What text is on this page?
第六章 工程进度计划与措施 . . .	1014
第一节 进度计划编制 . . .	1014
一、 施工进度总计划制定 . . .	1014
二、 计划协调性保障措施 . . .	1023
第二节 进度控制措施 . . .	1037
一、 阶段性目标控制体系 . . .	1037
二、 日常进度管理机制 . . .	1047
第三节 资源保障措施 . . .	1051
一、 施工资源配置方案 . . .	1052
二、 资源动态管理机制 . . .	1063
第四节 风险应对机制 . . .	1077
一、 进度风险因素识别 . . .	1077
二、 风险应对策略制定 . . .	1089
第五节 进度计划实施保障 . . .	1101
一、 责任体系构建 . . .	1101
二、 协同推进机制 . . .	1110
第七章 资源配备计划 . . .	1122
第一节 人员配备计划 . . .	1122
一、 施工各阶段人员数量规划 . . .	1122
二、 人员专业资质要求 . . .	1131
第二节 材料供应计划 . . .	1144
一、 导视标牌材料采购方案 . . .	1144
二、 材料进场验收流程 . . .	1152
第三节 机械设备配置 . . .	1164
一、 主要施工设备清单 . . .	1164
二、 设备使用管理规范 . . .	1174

• Your objective
Extract all of the data above without altering anything.

• Exercise answer
What text is on this page?
第六章 工程进度计划与措施 . . .	1014
第一节 进度计划编制 . . .	1014
一、 施工进度总计划制定 . . .	1014
二、 计划协调性保障措施 . . .	1023
第二节 进度控制措施 . . .	1037
一、 阶段性目标控制体系 . . .	1037
二、 日常进度管理机制 . . .	1047
第三节 资源保障措施 . . .	1051
一、 施工资源配置方案 . . .	1052
二、 资源动态管理机制 . . .	1063
第四节 风险应对机制 . . .	1077
一、 进度风险因素识别 . . .	1077
二、 风险应对策略制定 . . .	1089
第五节 进度计划实施保障 . . .	1101
一、 责任体系构建 . . .	1101
二、 协同推进机制 . . .	1110
第七章 资源配备计划 . . .	1122
第一节 人员配备计划 . . .	1122
一、 施工各阶段人员数量规划 . . .	1122
二、 人员专业资质要求 . . .	1131
第二节 材料供应计划 . . .	1144
一、 导视标牌材料采购方案 . . .	1144
二、 材料进场验收流程 . . .	1152
第三节 机械设备配置 . . .	1164
一、 主要施工设备清单 . . .	1164
二、 设备使用管理规范 . . .	1174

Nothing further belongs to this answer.